--- START ---

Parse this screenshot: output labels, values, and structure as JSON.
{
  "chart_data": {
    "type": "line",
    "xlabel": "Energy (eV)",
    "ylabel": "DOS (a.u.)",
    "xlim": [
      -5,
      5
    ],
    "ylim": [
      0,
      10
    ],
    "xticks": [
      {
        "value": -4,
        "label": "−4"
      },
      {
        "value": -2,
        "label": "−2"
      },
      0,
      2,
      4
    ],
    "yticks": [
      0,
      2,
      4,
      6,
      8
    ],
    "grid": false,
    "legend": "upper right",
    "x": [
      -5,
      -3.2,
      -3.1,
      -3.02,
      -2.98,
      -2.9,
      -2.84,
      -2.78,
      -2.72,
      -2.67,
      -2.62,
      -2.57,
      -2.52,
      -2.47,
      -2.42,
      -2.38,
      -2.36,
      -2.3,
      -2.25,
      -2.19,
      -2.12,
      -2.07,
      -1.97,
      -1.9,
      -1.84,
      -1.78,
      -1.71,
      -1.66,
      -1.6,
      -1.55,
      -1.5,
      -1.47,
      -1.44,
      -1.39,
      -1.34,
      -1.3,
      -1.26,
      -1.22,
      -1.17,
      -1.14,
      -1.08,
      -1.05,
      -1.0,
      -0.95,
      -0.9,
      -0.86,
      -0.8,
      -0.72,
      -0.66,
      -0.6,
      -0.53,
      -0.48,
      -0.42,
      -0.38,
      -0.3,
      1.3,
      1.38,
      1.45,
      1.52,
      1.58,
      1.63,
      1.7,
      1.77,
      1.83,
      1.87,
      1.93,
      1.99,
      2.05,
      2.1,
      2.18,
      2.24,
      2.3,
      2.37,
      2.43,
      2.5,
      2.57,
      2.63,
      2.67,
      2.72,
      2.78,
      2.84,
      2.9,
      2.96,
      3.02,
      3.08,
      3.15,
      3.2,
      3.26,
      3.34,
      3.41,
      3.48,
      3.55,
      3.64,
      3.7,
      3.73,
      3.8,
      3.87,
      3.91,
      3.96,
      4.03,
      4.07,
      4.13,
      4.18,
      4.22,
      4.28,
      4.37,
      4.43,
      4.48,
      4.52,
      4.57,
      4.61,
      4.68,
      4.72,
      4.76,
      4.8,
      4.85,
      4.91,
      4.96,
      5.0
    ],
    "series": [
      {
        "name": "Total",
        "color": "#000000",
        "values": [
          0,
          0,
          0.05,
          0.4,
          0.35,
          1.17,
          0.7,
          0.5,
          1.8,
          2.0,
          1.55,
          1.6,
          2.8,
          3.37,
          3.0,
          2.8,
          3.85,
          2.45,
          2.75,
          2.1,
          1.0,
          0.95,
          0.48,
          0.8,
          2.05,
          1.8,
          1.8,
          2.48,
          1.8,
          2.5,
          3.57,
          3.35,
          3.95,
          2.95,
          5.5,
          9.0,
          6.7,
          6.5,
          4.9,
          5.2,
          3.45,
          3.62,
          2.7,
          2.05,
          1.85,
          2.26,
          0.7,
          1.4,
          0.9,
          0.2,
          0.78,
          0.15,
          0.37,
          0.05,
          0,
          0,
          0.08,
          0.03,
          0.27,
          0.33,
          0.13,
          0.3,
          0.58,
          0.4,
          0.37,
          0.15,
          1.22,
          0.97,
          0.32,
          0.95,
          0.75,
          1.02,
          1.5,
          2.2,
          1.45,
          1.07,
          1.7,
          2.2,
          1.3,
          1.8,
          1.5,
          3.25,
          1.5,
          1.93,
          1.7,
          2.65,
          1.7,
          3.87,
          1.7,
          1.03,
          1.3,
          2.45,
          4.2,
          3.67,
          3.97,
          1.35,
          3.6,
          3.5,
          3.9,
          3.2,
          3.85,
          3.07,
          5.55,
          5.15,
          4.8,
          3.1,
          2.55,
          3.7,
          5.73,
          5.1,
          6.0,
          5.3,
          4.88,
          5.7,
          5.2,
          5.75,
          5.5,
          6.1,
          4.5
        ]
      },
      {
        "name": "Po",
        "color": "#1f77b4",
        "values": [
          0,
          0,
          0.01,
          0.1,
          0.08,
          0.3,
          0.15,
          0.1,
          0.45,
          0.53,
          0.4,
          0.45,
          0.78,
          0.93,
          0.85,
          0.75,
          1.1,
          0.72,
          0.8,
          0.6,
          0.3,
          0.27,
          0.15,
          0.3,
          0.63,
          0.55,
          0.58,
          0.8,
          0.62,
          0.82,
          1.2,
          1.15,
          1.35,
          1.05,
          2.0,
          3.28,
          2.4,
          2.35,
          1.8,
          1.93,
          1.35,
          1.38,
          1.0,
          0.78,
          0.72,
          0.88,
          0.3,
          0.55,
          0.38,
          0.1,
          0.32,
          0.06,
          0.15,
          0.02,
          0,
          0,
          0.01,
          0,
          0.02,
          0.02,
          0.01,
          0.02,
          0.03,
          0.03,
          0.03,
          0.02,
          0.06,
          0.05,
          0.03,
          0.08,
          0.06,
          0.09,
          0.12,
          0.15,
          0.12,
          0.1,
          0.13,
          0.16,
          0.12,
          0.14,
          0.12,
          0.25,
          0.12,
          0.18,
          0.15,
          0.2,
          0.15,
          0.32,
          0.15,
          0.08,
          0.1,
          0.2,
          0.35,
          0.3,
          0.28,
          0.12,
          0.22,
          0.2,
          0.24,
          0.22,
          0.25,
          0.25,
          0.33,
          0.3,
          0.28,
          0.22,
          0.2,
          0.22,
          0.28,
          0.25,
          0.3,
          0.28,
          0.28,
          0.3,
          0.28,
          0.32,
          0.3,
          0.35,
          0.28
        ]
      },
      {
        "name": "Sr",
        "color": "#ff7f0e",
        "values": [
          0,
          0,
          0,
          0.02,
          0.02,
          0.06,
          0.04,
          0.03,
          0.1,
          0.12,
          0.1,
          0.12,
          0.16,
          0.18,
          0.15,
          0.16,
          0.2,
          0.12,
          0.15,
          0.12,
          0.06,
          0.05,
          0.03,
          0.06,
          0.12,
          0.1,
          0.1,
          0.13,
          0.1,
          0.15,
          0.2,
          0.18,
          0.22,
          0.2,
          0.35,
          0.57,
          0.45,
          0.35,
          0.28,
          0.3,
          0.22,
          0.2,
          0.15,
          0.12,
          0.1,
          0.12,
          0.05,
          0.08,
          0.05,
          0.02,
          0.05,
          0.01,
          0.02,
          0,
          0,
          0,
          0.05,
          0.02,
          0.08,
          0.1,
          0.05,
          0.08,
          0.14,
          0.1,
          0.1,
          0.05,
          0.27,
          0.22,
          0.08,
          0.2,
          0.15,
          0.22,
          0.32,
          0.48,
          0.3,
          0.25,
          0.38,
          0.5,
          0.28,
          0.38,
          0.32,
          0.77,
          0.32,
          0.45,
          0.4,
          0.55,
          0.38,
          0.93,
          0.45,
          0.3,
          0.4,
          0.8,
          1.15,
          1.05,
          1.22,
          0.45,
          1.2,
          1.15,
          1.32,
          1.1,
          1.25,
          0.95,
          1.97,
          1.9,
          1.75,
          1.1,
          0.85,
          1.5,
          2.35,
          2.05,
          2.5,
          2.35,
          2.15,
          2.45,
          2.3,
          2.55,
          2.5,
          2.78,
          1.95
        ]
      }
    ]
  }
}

--- END ---

Output all records verbatim.

» **Full output**:
Parse this screenshot: output labels, values, and structure as JSON.
{
  "chart_data": {
    "type": "line",
    "xlabel": "Energy (eV)",
    "ylabel": "DOS (a.u.)",
    "xlim": [
      -5,
      5
    ],
    "ylim": [
      0,
      10
    ],
    "xticks": [
      {
        "value": -4,
        "label": "−4"
      },
      {
        "value": -2,
        "label": "−2"
      },
      0,
      2,
      4
    ],
    "yticks": [
      0,
      2,
      4,
      6,
      8
    ],
    "grid": false,
    "legend": "upper right",
    "x": [
      -5,
      -3.2,
      -3.1,
      -3.02,
      -2.98,
      -2.9,
      -2.84,
      -2.78,
      -2.72,
      -2.67,
      -2.62,
      -2.57,
      -2.52,
      -2.47,
      -2.42,
      -2.38,
      -2.36,
      -2.3,
      -2.25,
      -2.19,
      -2.12,
      -2.07,
      -1.97,
      -1.9,
      -1.84,
      -1.78,
      -1.71,
      -1.66,
      -1.6,
      -1.55,
      -1.5,
      -1.47,
      -1.44,
      -1.39,
      -1.34,
      -1.3,
      -1.26,
      -1.22,
      -1.17,
      -1.14,
      -1.08,
      -1.05,
      -1.0,
      -0.95,
      -0.9,
      -0.86,
      -0.8,
      -0.72,
      -0.66,
      -0.6,
      -0.53,
      -0.48,
      -0.42,
      -0.38,
      -0.3,
      1.3,
      1.38,
      1.45,
      1.52,
      1.58,
      1.63,
      1.7,
      1.77,
      1.83,
      1.87,
      1.93,
      1.99,
      2.05,
      2.1,
      2.18,
      2.24,
      2.3,
      2.37,
      2.43,
      2.5,
      2.57,
      2.63,
      2.67,
      2.72,
      2.78,
      2.84,
      2.9,
      2.96,
      3.02,
      3.08,
      3.15,
      3.2,
      3.26,
      3.34,
      3.41,
      3.48,
      3.55,
      3.64,
      3.7,
      3.73,
      3.8,
      3.87,
      3.91,
      3.96,
      4.03,
      4.07,
      4.13,
      4.18,
      4.22,
      4.28,
      4.37,
      4.43,
      4.48,
      4.52,
      4.57,
      4.61,
      4.68,
      4.72,
      4.76,
      4.8,
      4.85,
      4.91,
      4.96,
      5.0
    ],
    "series": [
      {
        "name": "Total",
        "color": "#000000",
        "values": [
          0,
          0,
          0.05,
          0.4,
          0.35,
          1.17,
          0.7,
          0.5,
          1.8,
          2.0,
          1.55,
          1.6,
          2.8,
          3.37,
          3.0,
          2.8,
          3.85,
          2.45,
          2.75,
          2.1,
          1.0,
          0.95,
          0.48,
          0.8,
          2.05,
          1.8,
          1.8,
          2.48,
          1.8,
          2.5,
          3.57,
          3.35,
          3.95,
          2.95,
          5.5,
          9.0,
          6.7,
          6.5,
          4.9,
          5.2,
          3.45,
          3.62,
          2.7,
          2.05,
          1.85,
          2.26,
          0.7,
          1.4,
          0.9,
          0.2,
          0.78,
          0.15,
          0.37,
          0.05,
          0,
          0,
          0.08,
          0.03,
          0.27,
          0.33,
          0.13,
          0.3,
          0.58,
          0.4,
          0.37,
          0.15,
          1.22,
          0.97,
          0.32,
          0.95,
          0.75,
          1.02,
          1.5,
          2.2,
          1.45,
          1.07,
          1.7,
          2.2,
          1.3,
          1.8,
          1.5,
          3.25,
          1.5,
          1.93,
          1.7,
          2.65,
          1.7,
          3.87,
          1.7,
          1.03,
          1.3,
          2.45,
          4.2,
          3.67,
          3.97,
          1.35,
          3.6,
          3.5,
          3.9,
          3.2,
          3.85,
          3.07,
          5.55,
          5.15,
          4.8,
          3.1,
          2.55,
          3.7,
          5.73,
          5.1,
          6.0,
          5.3,
          4.88,
          5.7,
          5.2,
          5.75,
          5.5,
          6.1,
          4.5
        ]
      },
      {
        "name": "Po",
        "color": "#1f77b4",
        "values": [
          0,
          0,
          0.01,
          0.1,
          0.08,
          0.3,
          0.15,
          0.1,
          0.45,
          0.53,
          0.4,
          0.45,
          0.78,
          0.93,
          0.85,
          0.75,
          1.1,
          0.72,
          0.8,
          0.6,
          0.3,
          0.27,
          0.15,
          0.3,
          0.63,
          0.55,
          0.58,
          0.8,
          0.62,
          0.82,
          1.2,
          1.15,
          1.35,
          1.05,
          2.0,
          3.28,
          2.4,
          2.35,
          1.8,
          1.93,
          1.35,
          1.38,
          1.0,
          0.78,
          0.72,
          0.88,
          0.3,
          0.55,
          0.38,
          0.1,
          0.32,
          0.06,
          0.15,
          0.02,
          0,
          0,
          0.01,
          0,
          0.02,
          0.02,
          0.01,
          0.02,
          0.03,
          0.03,
          0.03,
          0.02,
          0.06,
          0.05,
          0.03,
          0.08,
          0.06,
          0.09,
          0.12,
          0.15,
          0.12,
          0.1,
          0.13,
          0.16,
          0.12,
          0.14,
          0.12,
          0.25,
          0.12,
          0.18,
          0.15,
          0.2,
          0.15,
          0.32,
          0.15,
          0.08,
          0.1,
          0.2,
          0.35,
          0.3,
          0.28,
          0.12,
          0.22,
          0.2,
          0.24,
          0.22,
          0.25,
          0.25,
          0.33,
          0.3,
          0.28,
          0.22,
          0.2,
          0.22,
          0.28,
          0.25,
          0.3,
          0.28,
          0.28,
          0.3,
          0.28,
          0.32,
          0.3,
          0.35,
          0.28
        ]
      },
      {
        "name": "Sr",
        "color": "#ff7f0e",
        "values": [
          0,
          0,
          0,
          0.02,
          0.02,
          0.06,
          0.04,
          0.03,
          0.1,
          0.12,
          0.1,
          0.12,
          0.16,
          0.18,
          0.15,
          0.16,
          0.2,
          0.12,
          0.15,
          0.12,
          0.06,
          0.05,
          0.03,
          0.06,
          0.12,
          0.1,
          0.1,
          0.13,
          0.1,
          0.15,
          0.2,
          0.18,
          0.22,
          0.2,
          0.35,
          0.57,
          0.45,
          0.35,
          0.28,
          0.3,
          0.22,
          0.2,
          0.15,
          0.12,
          0.1,
          0.12,
          0.05,
          0.08,
          0.05,
          0.02,
          0.05,
          0.01,
          0.02,
          0,
          0,
          0,
          0.05,
          0.02,
          0.08,
          0.1,
          0.05,
          0.08,
          0.14,
          0.1,
          0.1,
          0.05,
          0.27,
          0.22,
          0.08,
          0.2,
          0.15,
          0.22,
          0.32,
          0.48,
          0.3,
          0.25,
          0.38,
          0.5,
          0.28,
          0.38,
          0.32,
          0.77,
          0.32,
          0.45,
          0.4,
          0.55,
          0.38,
          0.93,
          0.45,
          0.3,
          0.4,
          0.8,
          1.15,
          1.05,
          1.22,
          0.45,
          1.2,
          1.15,
          1.32,
          1.1,
          1.25,
          0.95,
          1.97,
          1.9,
          1.75,
          1.1,
          0.85,
          1.5,
          2.35,
          2.05,
          2.5,
          2.35,
          2.15,
          2.45,
          2.3,
          2.55,
          2.5,
          2.78,
          1.95
        ]
      }
    ]
  }
}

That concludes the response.